──────── Stored rows
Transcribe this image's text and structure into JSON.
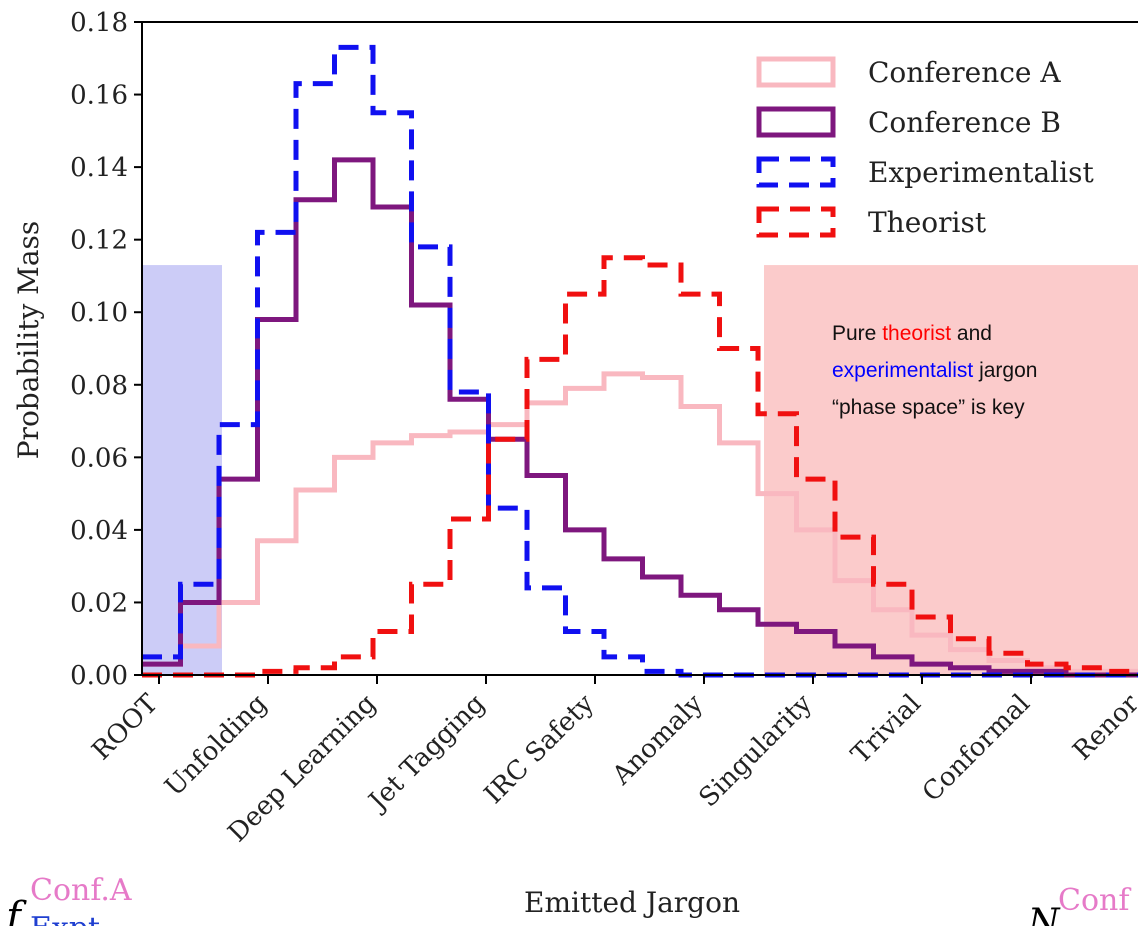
{
  "chart_data": {
    "type": "step-histogram",
    "xlabel": "Emitted Jargon",
    "ylabel": "Probability Mass",
    "ylim": [
      0,
      0.18
    ],
    "yticks": [
      0.0,
      0.02,
      0.04,
      0.06,
      0.08,
      0.1,
      0.12,
      0.14,
      0.16,
      0.18
    ],
    "ytick_labels": [
      "0.00",
      "0.02",
      "0.04",
      "0.06",
      "0.08",
      "0.10",
      "0.12",
      "0.14",
      "0.16",
      "0.18"
    ],
    "categories": [
      "ROOT",
      "Unfolding",
      "Deep Learning",
      "Jet Tagging",
      "IRC Safety",
      "Anomaly",
      "Singularity",
      "Trivial",
      "Conformal",
      "Renor"
    ],
    "legend_position": "top-right",
    "series": [
      {
        "name": "Conference A",
        "color": "#f9b8c0",
        "style": "solid",
        "values": [
          0.003,
          0.008,
          0.02,
          0.037,
          0.051,
          0.06,
          0.064,
          0.066,
          0.067,
          0.069,
          0.075,
          0.079,
          0.083,
          0.082,
          0.074,
          0.064,
          0.05,
          0.04,
          0.026,
          0.018,
          0.011,
          0.007,
          0.004,
          0.002,
          0.001,
          0.001
        ]
      },
      {
        "name": "Conference B",
        "color": "#7e177e",
        "style": "solid",
        "values": [
          0.003,
          0.02,
          0.054,
          0.098,
          0.131,
          0.142,
          0.129,
          0.102,
          0.076,
          0.065,
          0.055,
          0.04,
          0.032,
          0.027,
          0.022,
          0.018,
          0.014,
          0.012,
          0.008,
          0.005,
          0.003,
          0.002,
          0.001,
          0.001,
          0.0,
          0.0
        ]
      },
      {
        "name": "Experimentalist",
        "color": "#1010f0",
        "style": "dashed",
        "values": [
          0.005,
          0.025,
          0.069,
          0.122,
          0.163,
          0.173,
          0.155,
          0.118,
          0.078,
          0.046,
          0.024,
          0.012,
          0.005,
          0.001,
          0.0,
          0.0,
          0.0,
          0.0,
          0.0,
          0.0,
          0.0,
          0.0,
          0.0,
          0.0,
          0.0,
          0.0
        ]
      },
      {
        "name": "Theorist",
        "color": "#f01010",
        "style": "dashed",
        "values": [
          0.0,
          0.0,
          0.0,
          0.001,
          0.002,
          0.005,
          0.012,
          0.025,
          0.043,
          0.065,
          0.087,
          0.105,
          0.115,
          0.113,
          0.105,
          0.09,
          0.072,
          0.054,
          0.038,
          0.025,
          0.016,
          0.01,
          0.006,
          0.003,
          0.002,
          0.001
        ]
      }
    ],
    "bins": 26
  },
  "annotation": {
    "pre": "Pure ",
    "theorist": "theorist",
    "mid": " and",
    "experimentalist": "experimentalist",
    "post": " jargon",
    "line3": "“phase space” is key",
    "theorist_color": "#ff0000",
    "experimentalist_color": "#0000ff"
  },
  "fragments": {
    "left_f": "f",
    "left_sup": "Conf.A",
    "left_sub": "Expt",
    "right_N": "N",
    "right_sup": "Conf",
    "sup_color": "#e67ac8",
    "sub_color": "#1f3fd0"
  },
  "shading": {
    "left_color": "#c9c9f7",
    "right_color": "#fbc8c8"
  }
}
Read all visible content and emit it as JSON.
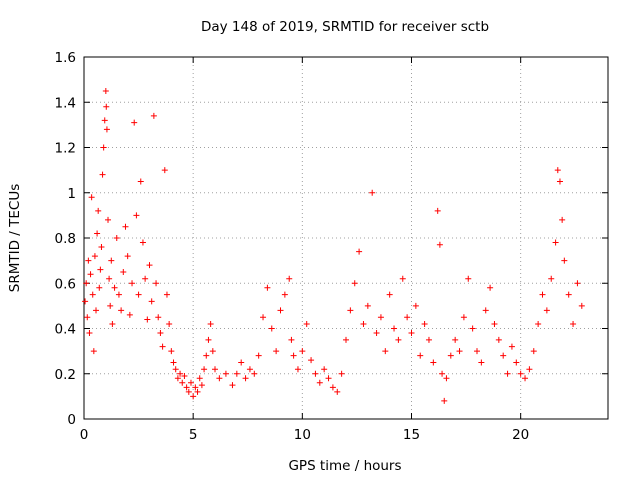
{
  "chart_data": {
    "type": "scatter",
    "title": "Day 148 of 2019, SRMTID for receiver sctb",
    "xlabel": "GPS time / hours",
    "ylabel": "SRMTID / TECUs",
    "xlim": [
      0,
      24
    ],
    "ylim": [
      0,
      1.6
    ],
    "x_ticks": [
      0,
      5,
      10,
      15,
      20
    ],
    "y_ticks": [
      0,
      0.2,
      0.4,
      0.6,
      0.8,
      1,
      1.2,
      1.4,
      1.6
    ],
    "x_tick_labels": [
      "0",
      "5",
      "10",
      "15",
      "20"
    ],
    "y_tick_labels": [
      "0",
      "0.2",
      "0.4",
      "0.6",
      "0.8",
      "1",
      "1.2",
      "1.4",
      "1.6"
    ],
    "grid": true,
    "marker": "+",
    "marker_color": "#ff0000",
    "series": [
      {
        "name": "SRMTID",
        "points": [
          [
            0.05,
            0.52
          ],
          [
            0.1,
            0.6
          ],
          [
            0.15,
            0.45
          ],
          [
            0.2,
            0.7
          ],
          [
            0.25,
            0.38
          ],
          [
            0.3,
            0.64
          ],
          [
            0.35,
            0.98
          ],
          [
            0.4,
            0.55
          ],
          [
            0.45,
            0.3
          ],
          [
            0.5,
            0.72
          ],
          [
            0.55,
            0.48
          ],
          [
            0.6,
            0.82
          ],
          [
            0.65,
            0.92
          ],
          [
            0.7,
            0.58
          ],
          [
            0.75,
            0.66
          ],
          [
            0.8,
            0.76
          ],
          [
            0.85,
            1.08
          ],
          [
            0.9,
            1.2
          ],
          [
            0.95,
            1.32
          ],
          [
            1.0,
            1.45
          ],
          [
            1.02,
            1.38
          ],
          [
            1.05,
            1.28
          ],
          [
            1.1,
            0.88
          ],
          [
            1.15,
            0.62
          ],
          [
            1.2,
            0.5
          ],
          [
            1.25,
            0.7
          ],
          [
            1.3,
            0.42
          ],
          [
            1.4,
            0.58
          ],
          [
            1.5,
            0.8
          ],
          [
            1.6,
            0.55
          ],
          [
            1.7,
            0.48
          ],
          [
            1.8,
            0.65
          ],
          [
            1.9,
            0.85
          ],
          [
            2.0,
            0.72
          ],
          [
            2.1,
            0.46
          ],
          [
            2.2,
            0.6
          ],
          [
            2.3,
            1.31
          ],
          [
            2.4,
            0.9
          ],
          [
            2.5,
            0.55
          ],
          [
            2.6,
            1.05
          ],
          [
            2.7,
            0.78
          ],
          [
            2.8,
            0.62
          ],
          [
            2.9,
            0.44
          ],
          [
            3.0,
            0.68
          ],
          [
            3.1,
            0.52
          ],
          [
            3.2,
            1.34
          ],
          [
            3.3,
            0.6
          ],
          [
            3.4,
            0.45
          ],
          [
            3.5,
            0.38
          ],
          [
            3.6,
            0.32
          ],
          [
            3.7,
            1.1
          ],
          [
            3.8,
            0.55
          ],
          [
            3.9,
            0.42
          ],
          [
            4.0,
            0.3
          ],
          [
            4.1,
            0.25
          ],
          [
            4.2,
            0.22
          ],
          [
            4.3,
            0.18
          ],
          [
            4.4,
            0.2
          ],
          [
            4.5,
            0.16
          ],
          [
            4.6,
            0.19
          ],
          [
            4.7,
            0.14
          ],
          [
            4.8,
            0.12
          ],
          [
            4.9,
            0.16
          ],
          [
            5.0,
            0.1
          ],
          [
            5.1,
            0.14
          ],
          [
            5.2,
            0.12
          ],
          [
            5.3,
            0.18
          ],
          [
            5.4,
            0.15
          ],
          [
            5.5,
            0.22
          ],
          [
            5.6,
            0.28
          ],
          [
            5.7,
            0.35
          ],
          [
            5.8,
            0.42
          ],
          [
            5.9,
            0.3
          ],
          [
            6.0,
            0.22
          ],
          [
            6.2,
            0.18
          ],
          [
            6.5,
            0.2
          ],
          [
            6.8,
            0.15
          ],
          [
            7.0,
            0.2
          ],
          [
            7.2,
            0.25
          ],
          [
            7.4,
            0.18
          ],
          [
            7.6,
            0.22
          ],
          [
            7.8,
            0.2
          ],
          [
            8.0,
            0.28
          ],
          [
            8.2,
            0.45
          ],
          [
            8.4,
            0.58
          ],
          [
            8.6,
            0.4
          ],
          [
            8.8,
            0.3
          ],
          [
            9.0,
            0.48
          ],
          [
            9.2,
            0.55
          ],
          [
            9.4,
            0.62
          ],
          [
            9.5,
            0.35
          ],
          [
            9.6,
            0.28
          ],
          [
            9.8,
            0.22
          ],
          [
            10.0,
            0.3
          ],
          [
            10.2,
            0.42
          ],
          [
            10.4,
            0.26
          ],
          [
            10.6,
            0.2
          ],
          [
            10.8,
            0.16
          ],
          [
            11.0,
            0.22
          ],
          [
            11.2,
            0.18
          ],
          [
            11.4,
            0.14
          ],
          [
            11.6,
            0.12
          ],
          [
            11.8,
            0.2
          ],
          [
            12.0,
            0.35
          ],
          [
            12.2,
            0.48
          ],
          [
            12.4,
            0.6
          ],
          [
            12.6,
            0.74
          ],
          [
            12.8,
            0.42
          ],
          [
            13.0,
            0.5
          ],
          [
            13.2,
            1.0
          ],
          [
            13.4,
            0.38
          ],
          [
            13.6,
            0.45
          ],
          [
            13.8,
            0.3
          ],
          [
            14.0,
            0.55
          ],
          [
            14.2,
            0.4
          ],
          [
            14.4,
            0.35
          ],
          [
            14.6,
            0.62
          ],
          [
            14.8,
            0.45
          ],
          [
            15.0,
            0.38
          ],
          [
            15.2,
            0.5
          ],
          [
            15.4,
            0.28
          ],
          [
            15.6,
            0.42
          ],
          [
            15.8,
            0.35
          ],
          [
            16.0,
            0.25
          ],
          [
            16.2,
            0.92
          ],
          [
            16.3,
            0.77
          ],
          [
            16.4,
            0.2
          ],
          [
            16.5,
            0.08
          ],
          [
            16.6,
            0.18
          ],
          [
            16.8,
            0.28
          ],
          [
            17.0,
            0.35
          ],
          [
            17.2,
            0.3
          ],
          [
            17.4,
            0.45
          ],
          [
            17.6,
            0.62
          ],
          [
            17.8,
            0.4
          ],
          [
            18.0,
            0.3
          ],
          [
            18.2,
            0.25
          ],
          [
            18.4,
            0.48
          ],
          [
            18.6,
            0.58
          ],
          [
            18.8,
            0.42
          ],
          [
            19.0,
            0.35
          ],
          [
            19.2,
            0.28
          ],
          [
            19.4,
            0.2
          ],
          [
            19.6,
            0.32
          ],
          [
            19.8,
            0.25
          ],
          [
            20.0,
            0.2
          ],
          [
            20.2,
            0.18
          ],
          [
            20.4,
            0.22
          ],
          [
            20.6,
            0.3
          ],
          [
            20.8,
            0.42
          ],
          [
            21.0,
            0.55
          ],
          [
            21.2,
            0.48
          ],
          [
            21.4,
            0.62
          ],
          [
            21.6,
            0.78
          ],
          [
            21.7,
            1.1
          ],
          [
            21.8,
            1.05
          ],
          [
            21.9,
            0.88
          ],
          [
            22.0,
            0.7
          ],
          [
            22.2,
            0.55
          ],
          [
            22.4,
            0.42
          ],
          [
            22.6,
            0.6
          ],
          [
            22.8,
            0.5
          ]
        ]
      }
    ]
  }
}
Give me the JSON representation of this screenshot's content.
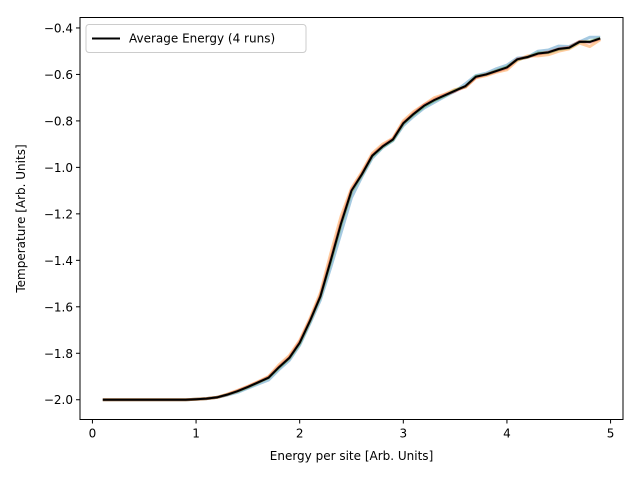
{
  "chart_data": {
    "type": "line",
    "xlabel": "Energy per site [Arb. Units]",
    "ylabel": "Temperature [Arb. Units]",
    "xlim": [
      -0.12,
      5.12
    ],
    "ylim": [
      -2.085,
      -0.355
    ],
    "xticks": [
      0,
      1,
      2,
      3,
      4,
      5
    ],
    "yticks": [
      -2.0,
      -1.8,
      -1.6,
      -1.4,
      -1.2,
      -1.0,
      -0.8,
      -0.6,
      -0.4
    ],
    "ytick_labels": [
      "−2.0",
      "−1.8",
      "−1.6",
      "−1.4",
      "−1.2",
      "−1.0",
      "−0.8",
      "−0.6",
      "−0.4"
    ],
    "grid": false,
    "legend_position": "top-left",
    "legend": [
      "Average Energy (4 runs)"
    ],
    "x": [
      0.1,
      0.2,
      0.3,
      0.4,
      0.5,
      0.6,
      0.7,
      0.8,
      0.9,
      1.0,
      1.1,
      1.2,
      1.3,
      1.4,
      1.5,
      1.6,
      1.7,
      1.8,
      1.9,
      2.0,
      2.1,
      2.2,
      2.3,
      2.4,
      2.5,
      2.6,
      2.7,
      2.8,
      2.9,
      3.0,
      3.1,
      3.2,
      3.3,
      3.4,
      3.5,
      3.6,
      3.7,
      3.8,
      3.9,
      4.0,
      4.1,
      4.2,
      4.3,
      4.4,
      4.5,
      4.6,
      4.7,
      4.8,
      4.9
    ],
    "series": [
      {
        "name": "Average Energy (4 runs)",
        "color": "#000000",
        "values": [
          -2.0,
          -2.0,
          -2.0,
          -2.0,
          -2.0,
          -2.0,
          -2.0,
          -2.0,
          -2.0,
          -1.998,
          -1.995,
          -1.99,
          -1.978,
          -1.963,
          -1.945,
          -1.925,
          -1.905,
          -1.86,
          -1.82,
          -1.755,
          -1.66,
          -1.555,
          -1.4,
          -1.24,
          -1.1,
          -1.03,
          -0.95,
          -0.91,
          -0.88,
          -0.81,
          -0.77,
          -0.735,
          -0.71,
          -0.69,
          -0.67,
          -0.65,
          -0.61,
          -0.6,
          -0.585,
          -0.57,
          -0.535,
          -0.525,
          -0.51,
          -0.505,
          -0.49,
          -0.485,
          -0.46,
          -0.46,
          -0.445
        ]
      },
      {
        "name": "",
        "color": "#1f77b4",
        "values": [
          -2.0,
          -2.0,
          -2.0,
          -2.0,
          -2.0,
          -2.0,
          -2.0,
          -2.0,
          -2.0,
          -1.998,
          -1.995,
          -1.99,
          -1.98,
          -1.968,
          -1.95,
          -1.932,
          -1.915,
          -1.87,
          -1.83,
          -1.765,
          -1.67,
          -1.57,
          -1.43,
          -1.28,
          -1.13,
          -1.04,
          -0.96,
          -0.915,
          -0.885,
          -0.82,
          -0.78,
          -0.745,
          -0.72,
          -0.695,
          -0.672,
          -0.64,
          -0.605,
          -0.595,
          -0.575,
          -0.56,
          -0.53,
          -0.525,
          -0.5,
          -0.495,
          -0.478,
          -0.48,
          -0.46,
          -0.44,
          -0.44
        ]
      },
      {
        "name": "",
        "color": "#ff7f0e",
        "values": [
          -2.0,
          -2.0,
          -2.0,
          -2.0,
          -2.0,
          -2.0,
          -2.0,
          -2.0,
          -2.0,
          -1.998,
          -1.995,
          -1.99,
          -1.976,
          -1.96,
          -1.942,
          -1.922,
          -1.9,
          -1.85,
          -1.81,
          -1.745,
          -1.65,
          -1.54,
          -1.37,
          -1.21,
          -1.09,
          -1.02,
          -0.94,
          -0.9,
          -0.875,
          -0.8,
          -0.76,
          -0.73,
          -0.7,
          -0.685,
          -0.665,
          -0.655,
          -0.615,
          -0.605,
          -0.59,
          -0.58,
          -0.54,
          -0.52,
          -0.52,
          -0.515,
          -0.5,
          -0.49,
          -0.465,
          -0.48,
          -0.45
        ]
      },
      {
        "name": "",
        "color": "#2ca02c",
        "values": [
          -2.0,
          -2.0,
          -2.0,
          -2.0,
          -2.0,
          -2.0,
          -2.0,
          -2.0,
          -2.0,
          -1.998,
          -1.995,
          -1.99,
          -1.978,
          -1.964,
          -1.946,
          -1.926,
          -1.905,
          -1.862,
          -1.822,
          -1.758,
          -1.662,
          -1.557,
          -1.405,
          -1.245,
          -1.105,
          -1.032,
          -0.952,
          -0.912,
          -0.882,
          -0.812,
          -0.772,
          -0.738,
          -0.712,
          -0.692,
          -0.668,
          -0.652,
          -0.608,
          -0.6,
          -0.584,
          -0.568,
          -0.536,
          -0.526,
          -0.508,
          -0.506,
          -0.492,
          -0.486,
          -0.46,
          -0.458,
          -0.444
        ]
      },
      {
        "name": "",
        "color": "#d62728",
        "values": [
          -2.0,
          -2.0,
          -2.0,
          -2.0,
          -2.0,
          -2.0,
          -2.0,
          -2.0,
          -2.0,
          -1.998,
          -1.995,
          -1.99,
          -1.978,
          -1.962,
          -1.944,
          -1.924,
          -1.903,
          -1.858,
          -1.818,
          -1.752,
          -1.658,
          -1.552,
          -1.395,
          -1.235,
          -1.098,
          -1.028,
          -0.948,
          -0.908,
          -0.878,
          -0.808,
          -0.768,
          -0.732,
          -0.708,
          -0.688,
          -0.672,
          -0.652,
          -0.612,
          -0.6,
          -0.586,
          -0.572,
          -0.534,
          -0.526,
          -0.512,
          -0.504,
          -0.49,
          -0.484,
          -0.458,
          -0.462,
          -0.446
        ]
      }
    ]
  }
}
────────────────
Read the entries and pick out all lines that include the word "content".

**Result**
Read all visible content and emit it as JSON.
Give me the JSON representation of this screenshot's content.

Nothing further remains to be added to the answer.